▶ **About this exercise**
Only a number is wanted: how many lines in these records contain the word "JSON"?

[Extracted data entries]
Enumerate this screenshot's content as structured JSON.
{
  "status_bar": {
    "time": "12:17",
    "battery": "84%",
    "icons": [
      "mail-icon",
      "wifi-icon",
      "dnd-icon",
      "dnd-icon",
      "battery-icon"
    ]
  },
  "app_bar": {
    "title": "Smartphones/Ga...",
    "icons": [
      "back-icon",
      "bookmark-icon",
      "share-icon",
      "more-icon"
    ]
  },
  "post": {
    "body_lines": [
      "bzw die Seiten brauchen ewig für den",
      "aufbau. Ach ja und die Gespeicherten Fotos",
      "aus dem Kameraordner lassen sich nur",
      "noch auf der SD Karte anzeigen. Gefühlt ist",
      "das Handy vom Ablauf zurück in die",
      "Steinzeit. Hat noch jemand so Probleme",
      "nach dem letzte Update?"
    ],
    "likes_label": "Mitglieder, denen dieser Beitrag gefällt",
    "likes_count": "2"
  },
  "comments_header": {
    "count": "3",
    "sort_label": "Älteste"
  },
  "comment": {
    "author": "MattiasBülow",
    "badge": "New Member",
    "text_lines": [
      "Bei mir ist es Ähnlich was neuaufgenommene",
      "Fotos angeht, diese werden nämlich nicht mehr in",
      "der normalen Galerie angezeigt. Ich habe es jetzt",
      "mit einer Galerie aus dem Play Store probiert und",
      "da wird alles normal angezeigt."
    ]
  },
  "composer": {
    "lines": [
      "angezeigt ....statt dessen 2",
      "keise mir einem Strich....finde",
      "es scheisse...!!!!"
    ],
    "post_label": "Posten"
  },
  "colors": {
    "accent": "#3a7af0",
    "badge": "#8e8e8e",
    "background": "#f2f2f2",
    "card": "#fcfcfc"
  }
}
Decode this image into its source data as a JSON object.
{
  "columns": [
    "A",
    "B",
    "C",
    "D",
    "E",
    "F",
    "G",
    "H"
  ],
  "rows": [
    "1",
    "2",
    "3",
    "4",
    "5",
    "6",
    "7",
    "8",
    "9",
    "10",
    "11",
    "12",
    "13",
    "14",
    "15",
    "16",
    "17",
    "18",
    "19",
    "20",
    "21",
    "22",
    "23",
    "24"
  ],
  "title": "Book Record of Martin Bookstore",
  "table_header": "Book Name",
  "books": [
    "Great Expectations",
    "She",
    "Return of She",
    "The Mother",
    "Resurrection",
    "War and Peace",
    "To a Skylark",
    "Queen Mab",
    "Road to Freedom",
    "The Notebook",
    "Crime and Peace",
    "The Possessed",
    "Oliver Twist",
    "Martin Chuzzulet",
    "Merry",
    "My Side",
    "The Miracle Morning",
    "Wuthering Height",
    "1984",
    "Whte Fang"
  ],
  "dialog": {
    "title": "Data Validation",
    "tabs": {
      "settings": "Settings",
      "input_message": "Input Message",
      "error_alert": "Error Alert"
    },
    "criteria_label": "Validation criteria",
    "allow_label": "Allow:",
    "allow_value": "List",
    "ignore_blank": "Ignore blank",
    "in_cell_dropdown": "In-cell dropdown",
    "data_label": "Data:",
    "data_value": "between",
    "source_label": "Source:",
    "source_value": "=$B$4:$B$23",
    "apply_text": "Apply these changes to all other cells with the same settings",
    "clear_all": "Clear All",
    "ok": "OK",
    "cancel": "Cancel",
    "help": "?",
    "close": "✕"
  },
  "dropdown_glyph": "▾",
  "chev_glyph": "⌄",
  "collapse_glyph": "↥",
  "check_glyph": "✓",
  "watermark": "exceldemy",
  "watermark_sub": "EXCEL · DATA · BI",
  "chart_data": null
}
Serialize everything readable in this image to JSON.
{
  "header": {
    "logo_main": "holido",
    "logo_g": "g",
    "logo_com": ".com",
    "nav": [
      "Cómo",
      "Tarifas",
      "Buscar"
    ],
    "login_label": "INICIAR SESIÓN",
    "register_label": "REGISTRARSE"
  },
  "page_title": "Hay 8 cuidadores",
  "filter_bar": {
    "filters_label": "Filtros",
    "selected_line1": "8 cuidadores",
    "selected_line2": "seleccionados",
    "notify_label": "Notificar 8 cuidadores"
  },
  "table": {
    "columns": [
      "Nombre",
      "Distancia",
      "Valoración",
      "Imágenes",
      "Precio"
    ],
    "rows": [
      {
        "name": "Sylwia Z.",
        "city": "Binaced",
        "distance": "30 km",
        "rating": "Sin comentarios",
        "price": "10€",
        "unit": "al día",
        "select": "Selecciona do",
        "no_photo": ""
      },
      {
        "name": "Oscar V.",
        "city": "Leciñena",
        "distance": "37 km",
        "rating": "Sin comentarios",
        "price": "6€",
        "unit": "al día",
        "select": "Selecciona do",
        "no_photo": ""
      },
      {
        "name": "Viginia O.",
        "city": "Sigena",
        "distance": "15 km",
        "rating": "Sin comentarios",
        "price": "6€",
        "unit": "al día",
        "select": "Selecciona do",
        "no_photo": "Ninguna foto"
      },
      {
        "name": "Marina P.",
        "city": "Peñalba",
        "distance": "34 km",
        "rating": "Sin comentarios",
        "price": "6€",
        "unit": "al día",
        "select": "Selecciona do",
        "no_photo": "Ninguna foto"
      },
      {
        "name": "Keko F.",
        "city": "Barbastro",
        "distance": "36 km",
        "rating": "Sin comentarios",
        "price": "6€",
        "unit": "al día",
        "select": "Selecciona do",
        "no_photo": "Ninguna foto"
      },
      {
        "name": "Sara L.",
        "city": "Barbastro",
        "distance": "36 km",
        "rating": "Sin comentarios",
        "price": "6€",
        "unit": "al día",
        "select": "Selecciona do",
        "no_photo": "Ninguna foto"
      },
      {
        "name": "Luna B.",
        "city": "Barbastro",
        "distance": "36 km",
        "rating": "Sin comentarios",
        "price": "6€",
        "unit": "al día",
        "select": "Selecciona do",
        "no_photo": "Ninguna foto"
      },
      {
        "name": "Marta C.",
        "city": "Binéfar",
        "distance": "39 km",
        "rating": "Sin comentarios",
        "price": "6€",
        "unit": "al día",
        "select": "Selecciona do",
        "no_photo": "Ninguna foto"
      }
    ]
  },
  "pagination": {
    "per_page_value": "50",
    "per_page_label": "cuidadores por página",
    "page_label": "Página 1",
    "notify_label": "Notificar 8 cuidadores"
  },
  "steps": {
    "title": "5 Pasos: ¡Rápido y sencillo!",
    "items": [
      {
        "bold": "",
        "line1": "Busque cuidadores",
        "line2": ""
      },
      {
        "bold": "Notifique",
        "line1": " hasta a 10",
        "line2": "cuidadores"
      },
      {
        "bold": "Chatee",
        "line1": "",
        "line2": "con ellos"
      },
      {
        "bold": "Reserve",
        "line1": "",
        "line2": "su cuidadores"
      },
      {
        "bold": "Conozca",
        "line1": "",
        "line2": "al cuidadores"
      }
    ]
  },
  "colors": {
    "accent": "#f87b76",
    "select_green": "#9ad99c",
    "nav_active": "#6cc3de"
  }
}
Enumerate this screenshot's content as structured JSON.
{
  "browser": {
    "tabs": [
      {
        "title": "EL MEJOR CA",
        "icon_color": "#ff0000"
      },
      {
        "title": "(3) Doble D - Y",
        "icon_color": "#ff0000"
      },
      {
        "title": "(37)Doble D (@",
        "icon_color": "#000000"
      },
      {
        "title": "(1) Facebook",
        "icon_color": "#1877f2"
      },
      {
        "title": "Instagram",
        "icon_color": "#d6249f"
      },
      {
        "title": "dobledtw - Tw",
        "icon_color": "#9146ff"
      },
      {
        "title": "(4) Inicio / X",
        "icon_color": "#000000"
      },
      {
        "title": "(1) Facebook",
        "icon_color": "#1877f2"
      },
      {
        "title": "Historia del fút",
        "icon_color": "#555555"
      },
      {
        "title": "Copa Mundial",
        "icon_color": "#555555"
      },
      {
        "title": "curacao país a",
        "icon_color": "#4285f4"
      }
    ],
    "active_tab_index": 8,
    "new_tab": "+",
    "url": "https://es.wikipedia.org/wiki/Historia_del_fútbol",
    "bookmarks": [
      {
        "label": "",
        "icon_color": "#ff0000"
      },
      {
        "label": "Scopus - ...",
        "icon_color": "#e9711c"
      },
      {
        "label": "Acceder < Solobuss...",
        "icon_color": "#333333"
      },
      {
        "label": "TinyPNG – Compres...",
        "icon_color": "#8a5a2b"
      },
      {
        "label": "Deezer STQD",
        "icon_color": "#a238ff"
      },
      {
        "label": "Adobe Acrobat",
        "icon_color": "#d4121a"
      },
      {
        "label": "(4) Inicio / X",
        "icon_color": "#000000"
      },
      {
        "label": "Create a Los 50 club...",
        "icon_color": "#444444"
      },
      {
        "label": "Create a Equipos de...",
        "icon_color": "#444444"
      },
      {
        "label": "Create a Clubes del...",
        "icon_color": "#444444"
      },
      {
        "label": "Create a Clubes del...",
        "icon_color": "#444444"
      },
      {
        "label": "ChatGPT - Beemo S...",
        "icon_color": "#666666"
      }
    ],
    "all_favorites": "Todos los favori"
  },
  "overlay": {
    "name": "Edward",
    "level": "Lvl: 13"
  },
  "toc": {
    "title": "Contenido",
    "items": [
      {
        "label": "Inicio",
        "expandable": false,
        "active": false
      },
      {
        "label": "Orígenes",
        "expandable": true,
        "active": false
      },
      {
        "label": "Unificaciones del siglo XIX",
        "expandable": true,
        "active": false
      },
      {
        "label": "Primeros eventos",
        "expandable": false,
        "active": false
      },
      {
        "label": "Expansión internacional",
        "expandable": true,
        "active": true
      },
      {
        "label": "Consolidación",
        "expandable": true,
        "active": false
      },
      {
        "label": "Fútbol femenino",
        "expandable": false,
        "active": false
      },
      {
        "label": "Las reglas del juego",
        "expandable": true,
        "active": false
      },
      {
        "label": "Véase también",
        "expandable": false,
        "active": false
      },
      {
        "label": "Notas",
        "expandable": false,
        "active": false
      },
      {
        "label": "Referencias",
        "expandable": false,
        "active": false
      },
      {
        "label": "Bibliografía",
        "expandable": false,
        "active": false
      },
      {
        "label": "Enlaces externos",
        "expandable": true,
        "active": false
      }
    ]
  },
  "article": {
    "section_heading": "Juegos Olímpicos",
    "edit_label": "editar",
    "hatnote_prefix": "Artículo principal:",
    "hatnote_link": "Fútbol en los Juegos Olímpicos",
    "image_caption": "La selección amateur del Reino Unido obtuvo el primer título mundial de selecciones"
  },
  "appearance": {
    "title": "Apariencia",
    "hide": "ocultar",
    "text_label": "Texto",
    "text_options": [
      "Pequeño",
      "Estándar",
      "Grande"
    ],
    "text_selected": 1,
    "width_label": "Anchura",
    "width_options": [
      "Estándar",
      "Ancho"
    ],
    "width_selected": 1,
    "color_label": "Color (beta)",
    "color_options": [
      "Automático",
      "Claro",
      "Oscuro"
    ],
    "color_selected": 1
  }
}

▶ **Finished exercise**
4